— Start —

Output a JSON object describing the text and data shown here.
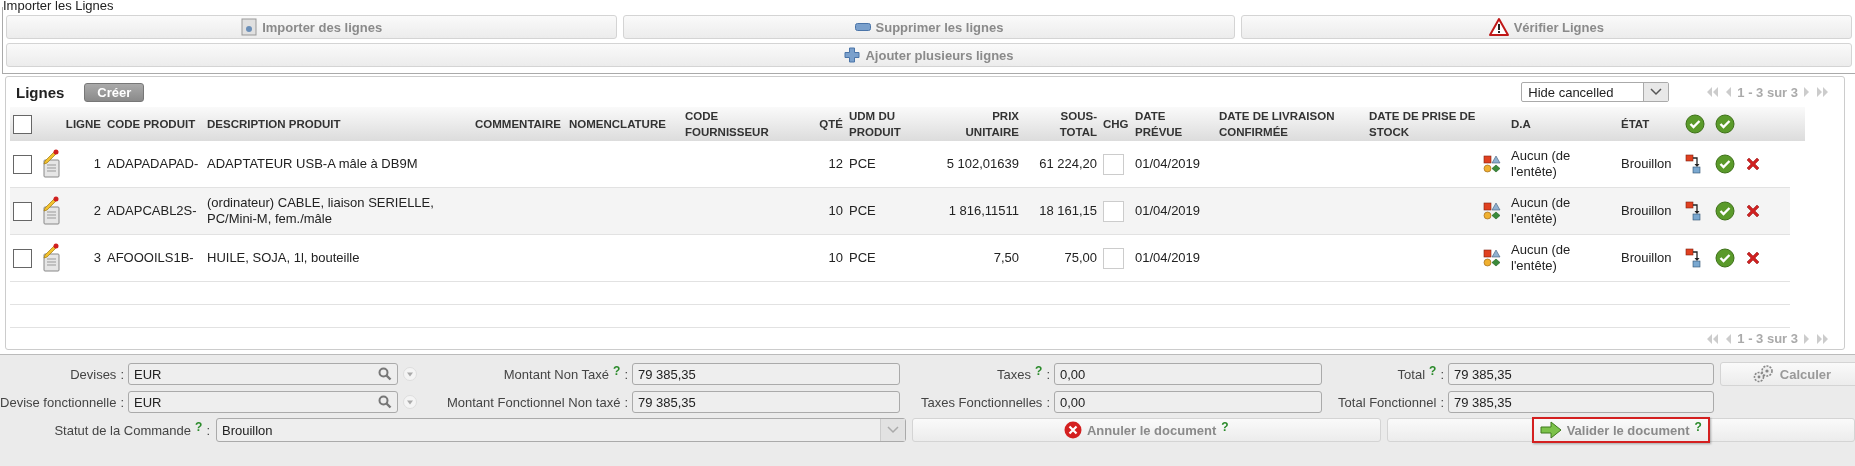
{
  "import_panel": {
    "legend": "Importer les Lignes",
    "buttons": [
      {
        "label": "Importer des lignes",
        "kind": "import"
      },
      {
        "label": "Supprimer les lignes",
        "kind": "remove"
      },
      {
        "label": "Vérifier Lignes",
        "kind": "warning"
      }
    ],
    "add_button": {
      "label": "Ajouter plusieurs lignes",
      "kind": "add"
    }
  },
  "lines": {
    "title": "Lignes",
    "create_button": "Créer",
    "filter": {
      "value": "Hide cancelled"
    },
    "pager": "1 - 3 sur 3",
    "bottom_pager": "1 - 3 sur 3",
    "select_all_checked": false,
    "columns": [
      "LIGNE",
      "CODE PRODUIT",
      "DESCRIPTION PRODUIT",
      "COMMENTAIRE",
      "NOMENCLATURE",
      "CODE FOURNISSEUR",
      "QTÉ",
      "UDM DU PRODUIT",
      "PRIX UNITAIRE",
      "SOUS-TOTAL",
      "CHG",
      "DATE PRÉVUE",
      "DATE DE LIVRAISON CONFIRMÉE",
      "DATE DE PRISE DE STOCK",
      "D.A",
      "ÉTAT"
    ],
    "rows": [
      {
        "checked": false,
        "line": "1",
        "code": "ADAPADAPAD-",
        "description": "ADAPTATEUR USB-A mâle à DB9M",
        "qty": "12",
        "uom": "PCE",
        "unit_price": "5 102,01639",
        "subtotal": "61 224,20",
        "chg": false,
        "date": "01/04/2019",
        "da": "Aucun (de l'entête)",
        "status": "Brouillon"
      },
      {
        "checked": false,
        "line": "2",
        "code": "ADAPCABL2S-",
        "description": "(ordinateur) CABLE, liaison SERIELLE, PC/Mini-M, fem./mâle",
        "qty": "10",
        "uom": "PCE",
        "unit_price": "1 816,11511",
        "subtotal": "18 161,15",
        "chg": false,
        "date": "01/04/2019",
        "da": "Aucun (de l'entête)",
        "status": "Brouillon"
      },
      {
        "checked": false,
        "line": "3",
        "code": "AFOOOILS1B-",
        "description": "HUILE, SOJA, 1l, bouteille",
        "qty": "10",
        "uom": "PCE",
        "unit_price": "7,50",
        "subtotal": "75,00",
        "chg": false,
        "date": "01/04/2019",
        "da": "Aucun (de l'entête)",
        "status": "Brouillon"
      }
    ]
  },
  "form": {
    "rows": [
      [
        {
          "label": "Devises",
          "colon": ":",
          "value": "EUR",
          "kind": "lookup"
        },
        {
          "label": "Montant Non Taxé",
          "help": "?",
          "colon": ":",
          "value": "79 385,35",
          "kind": "amount"
        },
        {
          "label": "Taxes",
          "help": "?",
          "colon": ":",
          "value": "0,00",
          "kind": "amount"
        },
        {
          "label": "Total",
          "help": "?",
          "colon": ":",
          "value": "79 385,35",
          "kind": "amount"
        }
      ],
      [
        {
          "label": "Devise fonctionnelle",
          "colon": ":",
          "value": "EUR",
          "kind": "lookup"
        },
        {
          "label": "Montant Fonctionnel Non taxé",
          "colon": ":",
          "value": "79 385,35",
          "kind": "amount"
        },
        {
          "label": "Taxes Fonctionnelles",
          "colon": ":",
          "value": "0,00",
          "kind": "amount"
        },
        {
          "label": "Total Fonctionnel",
          "colon": ":",
          "value": "79 385,35",
          "kind": "amount"
        }
      ]
    ],
    "calculate_button": "Calculer",
    "status": {
      "label": "Statut de la Commande",
      "help": "?",
      "colon": ":",
      "value": "Brouillon"
    },
    "cancel_button": {
      "label": "Annuler le document",
      "help": "?"
    },
    "validate_button": {
      "label": "Valider le document",
      "help": "?",
      "highlighted": true
    }
  }
}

— End —

**Task details**
Within the data above, count the lines that contain the string "mâle"; the reply is the number alone.

**Solution**
2